Record extracts:
= = =

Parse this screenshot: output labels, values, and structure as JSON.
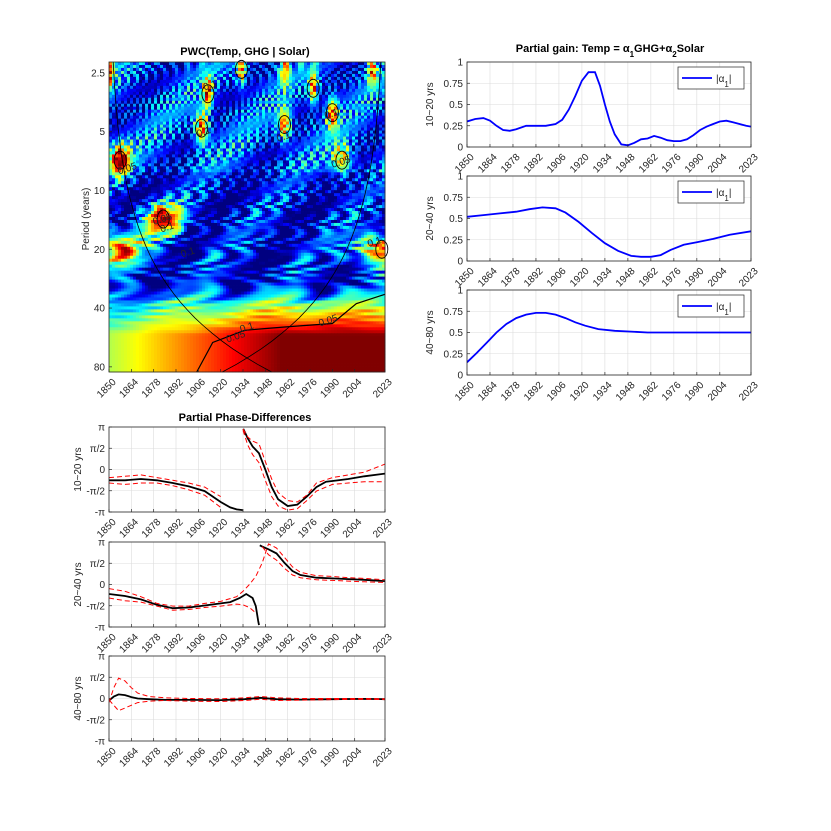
{
  "figure": {
    "year_ticks": [
      "1850",
      "1864",
      "1878",
      "1892",
      "1906",
      "1920",
      "1934",
      "1948",
      "1962",
      "1976",
      "1990",
      "2004",
      "2023"
    ],
    "background": "#ffffff",
    "grid_color": "#dcdcdc",
    "axis_color": "#262626"
  },
  "chart_data": [
    {
      "id": "pwc",
      "type": "heatmap",
      "title": "PWC(Temp, GHG | Solar)",
      "ylabel": "Period (years)",
      "x_range": [
        1850,
        2023
      ],
      "y_scale": "log",
      "y_range": [
        2.2,
        85
      ],
      "y_reversed": true,
      "y_ticks": [
        "2.5",
        "5",
        "10",
        "20",
        "40",
        "80"
      ],
      "y_tick_values": [
        2.5,
        5,
        10,
        20,
        40,
        80
      ],
      "colormap": "jet",
      "contour_labels": [
        "0.05",
        "0.05",
        "0.1",
        "0.1",
        "0.1",
        "0.1",
        "0.05",
        "0.1",
        "0.1",
        "0.05",
        "0.1",
        "0.05",
        "0.1"
      ],
      "cone_of_influence": true,
      "hotspots": [
        {
          "year": 1857,
          "period": 7.0,
          "value": 0.98
        },
        {
          "year": 1884,
          "period": 14.0,
          "value": 0.95
        },
        {
          "year": 1908,
          "period": 4.8,
          "value": 0.95
        },
        {
          "year": 1912,
          "period": 3.2,
          "value": 0.9
        },
        {
          "year": 1933,
          "period": 2.4,
          "value": 0.85
        },
        {
          "year": 1960,
          "period": 4.6,
          "value": 0.88
        },
        {
          "year": 1978,
          "period": 3.0,
          "value": 0.85
        },
        {
          "year": 1990,
          "period": 4.0,
          "value": 0.85
        },
        {
          "year": 1996,
          "period": 7.0,
          "value": 0.75
        },
        {
          "year": 2021,
          "period": 20.0,
          "value": 0.95
        },
        {
          "year": 1855,
          "period": 20.0,
          "value": 0.85
        },
        {
          "year": 1850,
          "period": 2.4,
          "value": 0.85
        },
        {
          "year": 1960,
          "period": 2.4,
          "value": 0.75
        },
        {
          "year": 2015,
          "period": 2.4,
          "value": 0.8
        }
      ],
      "low_frequency_band": {
        "period_from": 40,
        "period_to": 85,
        "value_near": 1.0
      }
    },
    {
      "id": "gain_10_20",
      "type": "line",
      "title": "Partial gain: Temp = α1GHG+α2Solar",
      "ylabel": "10~20 yrs",
      "x_range": [
        1850,
        2023
      ],
      "ylim": [
        0,
        1
      ],
      "y_ticks": [
        "0",
        "0.25",
        "0.5",
        "0.75",
        "1"
      ],
      "y_tick_values": [
        0,
        0.25,
        0.5,
        0.75,
        1
      ],
      "series": [
        {
          "name": "|α1|",
          "color": "#0000ff",
          "x": [
            1850,
            1855,
            1860,
            1864,
            1868,
            1872,
            1876,
            1880,
            1886,
            1892,
            1898,
            1904,
            1908,
            1912,
            1916,
            1920,
            1924,
            1928,
            1931,
            1934,
            1937,
            1940,
            1944,
            1948,
            1952,
            1956,
            1960,
            1964,
            1968,
            1972,
            1976,
            1980,
            1984,
            1988,
            1992,
            1996,
            2000,
            2004,
            2008,
            2012,
            2016,
            2020,
            2023
          ],
          "values": [
            0.3,
            0.33,
            0.34,
            0.31,
            0.25,
            0.2,
            0.19,
            0.21,
            0.25,
            0.25,
            0.25,
            0.27,
            0.32,
            0.44,
            0.6,
            0.78,
            0.88,
            0.88,
            0.72,
            0.5,
            0.3,
            0.15,
            0.03,
            0.02,
            0.05,
            0.09,
            0.1,
            0.13,
            0.11,
            0.08,
            0.07,
            0.07,
            0.09,
            0.14,
            0.2,
            0.24,
            0.27,
            0.3,
            0.31,
            0.29,
            0.27,
            0.25,
            0.24
          ]
        }
      ]
    },
    {
      "id": "gain_20_40",
      "type": "line",
      "ylabel": "20~40 yrs",
      "x_range": [
        1850,
        2023
      ],
      "ylim": [
        0,
        1
      ],
      "y_ticks": [
        "0",
        "0.25",
        "0.5",
        "0.75",
        "1"
      ],
      "y_tick_values": [
        0,
        0.25,
        0.5,
        0.75,
        1
      ],
      "series": [
        {
          "name": "|α1|",
          "color": "#0000ff",
          "x": [
            1850,
            1860,
            1870,
            1880,
            1888,
            1896,
            1904,
            1910,
            1918,
            1926,
            1934,
            1942,
            1950,
            1956,
            1962,
            1968,
            1974,
            1982,
            1990,
            2000,
            2010,
            2023
          ],
          "values": [
            0.52,
            0.54,
            0.56,
            0.58,
            0.61,
            0.63,
            0.62,
            0.57,
            0.46,
            0.33,
            0.21,
            0.12,
            0.06,
            0.05,
            0.05,
            0.07,
            0.13,
            0.19,
            0.22,
            0.26,
            0.31,
            0.35
          ]
        }
      ]
    },
    {
      "id": "gain_40_80",
      "type": "line",
      "ylabel": "40~80 yrs",
      "x_range": [
        1850,
        2023
      ],
      "ylim": [
        0,
        1
      ],
      "y_ticks": [
        "0",
        "0.25",
        "0.5",
        "0.75",
        "1"
      ],
      "y_tick_values": [
        0,
        0.25,
        0.5,
        0.75,
        1
      ],
      "series": [
        {
          "name": "|α1|",
          "color": "#0000ff",
          "x": [
            1850,
            1856,
            1862,
            1868,
            1874,
            1880,
            1886,
            1892,
            1898,
            1904,
            1910,
            1916,
            1922,
            1930,
            1940,
            1950,
            1960,
            1980,
            2000,
            2023
          ],
          "values": [
            0.15,
            0.26,
            0.38,
            0.5,
            0.6,
            0.67,
            0.71,
            0.73,
            0.73,
            0.71,
            0.67,
            0.62,
            0.58,
            0.54,
            0.52,
            0.51,
            0.5,
            0.5,
            0.5,
            0.5
          ]
        }
      ]
    },
    {
      "id": "phase_10_20",
      "type": "line",
      "title": "Partial Phase-Differences",
      "ylabel": "10~20 yrs",
      "x_range": [
        1850,
        2023
      ],
      "ylim": [
        -3.1416,
        3.1416
      ],
      "y_ticks": [
        "π",
        "π/2",
        "0",
        "-π/2",
        "-π"
      ],
      "y_tick_values": [
        3.1416,
        1.5708,
        0,
        -1.5708,
        -3.1416
      ],
      "series": [
        {
          "name": "phase",
          "color": "#000000",
          "x": [
            1850,
            1860,
            1870,
            1880,
            1890,
            1900,
            1910,
            1920,
            1926,
            1930,
            1933.8,
            1934.2,
            1937,
            1940,
            1944,
            1948,
            1952,
            1956,
            1962,
            1968,
            1974,
            1980,
            1986,
            1990,
            2000,
            2010,
            2023
          ],
          "values": [
            -0.8,
            -0.8,
            -0.7,
            -0.8,
            -1.0,
            -1.25,
            -1.6,
            -2.4,
            -2.8,
            -2.95,
            -3.0,
            3.0,
            2.3,
            1.7,
            1.2,
            0.0,
            -1.3,
            -2.2,
            -2.7,
            -2.6,
            -2.0,
            -1.3,
            -0.9,
            -0.85,
            -0.7,
            -0.5,
            -0.3
          ]
        },
        {
          "name": "upper bound",
          "color": "#ff0000",
          "x": [
            1850,
            1860,
            1870,
            1880,
            1890,
            1900,
            1910,
            1920,
            1934,
            1937,
            1940,
            1944,
            1948,
            1952,
            1956,
            1962,
            1968,
            1974,
            1980,
            1990,
            2000,
            2010,
            2023
          ],
          "values": [
            -0.6,
            -0.5,
            -0.4,
            -0.6,
            -0.8,
            -1.0,
            -1.3,
            -2.0,
            3.0,
            2.4,
            2.1,
            1.9,
            0.6,
            -0.7,
            -1.7,
            -2.3,
            -2.4,
            -1.9,
            -1.0,
            -0.6,
            -0.4,
            -0.2,
            0.4
          ]
        },
        {
          "name": "lower bound",
          "color": "#ff0000",
          "x": [
            1850,
            1860,
            1870,
            1880,
            1890,
            1900,
            1910,
            1920,
            1934,
            1937,
            1940,
            1944,
            1948,
            1952,
            1956,
            1962,
            1968,
            1974,
            1980,
            1990,
            2000,
            2010,
            2023
          ],
          "values": [
            -1.0,
            -1.1,
            -1.0,
            -1.0,
            -1.2,
            -1.5,
            -1.9,
            -2.8,
            2.9,
            1.8,
            1.1,
            0.5,
            -0.8,
            -2.0,
            -2.7,
            -3.0,
            -2.9,
            -2.3,
            -1.6,
            -1.1,
            -1.0,
            -0.9,
            -0.9
          ]
        }
      ]
    },
    {
      "id": "phase_20_40",
      "type": "line",
      "ylabel": "20~40 yrs",
      "x_range": [
        1850,
        2023
      ],
      "ylim": [
        -3.1416,
        3.1416
      ],
      "y_ticks": [
        "π",
        "π/2",
        "0",
        "-π/2",
        "-π"
      ],
      "y_tick_values": [
        3.1416,
        1.5708,
        0,
        -1.5708,
        -3.1416
      ],
      "series": [
        {
          "name": "phase",
          "color": "#000000",
          "x": [
            1850,
            1860,
            1870,
            1880,
            1890,
            1900,
            1910,
            1920,
            1926,
            1932,
            1936,
            1940,
            1942,
            1943.5,
            1944,
            1944.5,
            1946,
            1950,
            1955,
            1960,
            1965,
            1970,
            1980,
            1990,
            2000,
            2010,
            2023
          ],
          "values": [
            -0.7,
            -0.85,
            -1.1,
            -1.5,
            -1.75,
            -1.7,
            -1.55,
            -1.4,
            -1.3,
            -1.0,
            -0.7,
            -1.0,
            -1.6,
            -2.7,
            -3.0,
            2.9,
            2.8,
            2.6,
            2.3,
            1.6,
            1.0,
            0.7,
            0.5,
            0.45,
            0.4,
            0.35,
            0.25
          ]
        },
        {
          "name": "upper bound",
          "color": "#ff0000",
          "x": [
            1850,
            1860,
            1870,
            1880,
            1890,
            1900,
            1910,
            1920,
            1930,
            1934,
            1938,
            1942,
            1946,
            1950,
            1955,
            1960,
            1965,
            1970,
            1980,
            1990,
            2000,
            2010,
            2023
          ],
          "values": [
            -0.3,
            -0.5,
            -0.9,
            -1.4,
            -1.6,
            -1.6,
            -1.4,
            -1.25,
            -0.9,
            -0.5,
            0.0,
            0.6,
            1.6,
            3.0,
            2.7,
            2.0,
            1.3,
            0.9,
            0.65,
            0.6,
            0.5,
            0.45,
            0.35
          ]
        },
        {
          "name": "lower bound",
          "color": "#ff0000",
          "x": [
            1850,
            1860,
            1870,
            1880,
            1890,
            1900,
            1910,
            1920,
            1930,
            1934,
            1938,
            1942,
            1946,
            1950,
            1955,
            1960,
            1965,
            1970,
            1980,
            1990,
            2000,
            2010,
            2023
          ],
          "values": [
            -1.0,
            -1.2,
            -1.3,
            -1.6,
            -1.9,
            -1.85,
            -1.7,
            -1.6,
            -1.45,
            -1.5,
            -1.7,
            -2.1,
            2.8,
            2.2,
            1.8,
            1.2,
            0.7,
            0.5,
            0.35,
            0.3,
            0.25,
            0.2,
            0.15
          ]
        }
      ]
    },
    {
      "id": "phase_40_80",
      "type": "line",
      "ylabel": "40~80 yrs",
      "x_range": [
        1850,
        2023
      ],
      "ylim": [
        -3.1416,
        3.1416
      ],
      "y_ticks": [
        "π",
        "π/2",
        "0",
        "-π/2",
        "-π"
      ],
      "y_tick_values": [
        3.1416,
        1.5708,
        0,
        -1.5708,
        -3.1416
      ],
      "series": [
        {
          "name": "phase",
          "color": "#000000",
          "x": [
            1850,
            1853,
            1856,
            1860,
            1864,
            1868,
            1875,
            1885,
            1900,
            1920,
            1935,
            1945,
            1955,
            1970,
            1990,
            2010,
            2023
          ],
          "values": [
            -0.15,
            0.15,
            0.3,
            0.25,
            0.1,
            0.0,
            -0.05,
            -0.1,
            -0.1,
            -0.12,
            -0.05,
            0.05,
            -0.05,
            -0.08,
            -0.05,
            -0.03,
            -0.05
          ]
        },
        {
          "name": "upper bound",
          "color": "#ff0000",
          "x": [
            1850,
            1853,
            1856,
            1860,
            1864,
            1868,
            1875,
            1885,
            1900,
            1920,
            1935,
            1945,
            1955,
            1970,
            1990,
            2010,
            2023
          ],
          "values": [
            -0.3,
            0.8,
            1.5,
            1.3,
            0.8,
            0.4,
            0.15,
            0.05,
            0.0,
            -0.02,
            0.05,
            0.15,
            0.05,
            0.0,
            0.0,
            0.0,
            -0.02
          ]
        },
        {
          "name": "lower bound",
          "color": "#ff0000",
          "x": [
            1850,
            1853,
            1856,
            1860,
            1864,
            1868,
            1875,
            1885,
            1900,
            1920,
            1935,
            1945,
            1955,
            1970,
            1990,
            2010,
            2023
          ],
          "values": [
            -0.1,
            -0.5,
            -0.9,
            -0.7,
            -0.5,
            -0.3,
            -0.2,
            -0.15,
            -0.2,
            -0.22,
            -0.15,
            -0.05,
            -0.15,
            -0.12,
            -0.08,
            -0.06,
            -0.08
          ]
        }
      ]
    }
  ]
}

= = =

Problem to work on: Pull out every line in the data above that has the word "title".

Answer for this exercise:
      "title": "PWC(Temp, GHG | Solar)",
      "title": "Partial gain: Temp = α1GHG+α2Solar",
      "title": "Partial Phase-Differences",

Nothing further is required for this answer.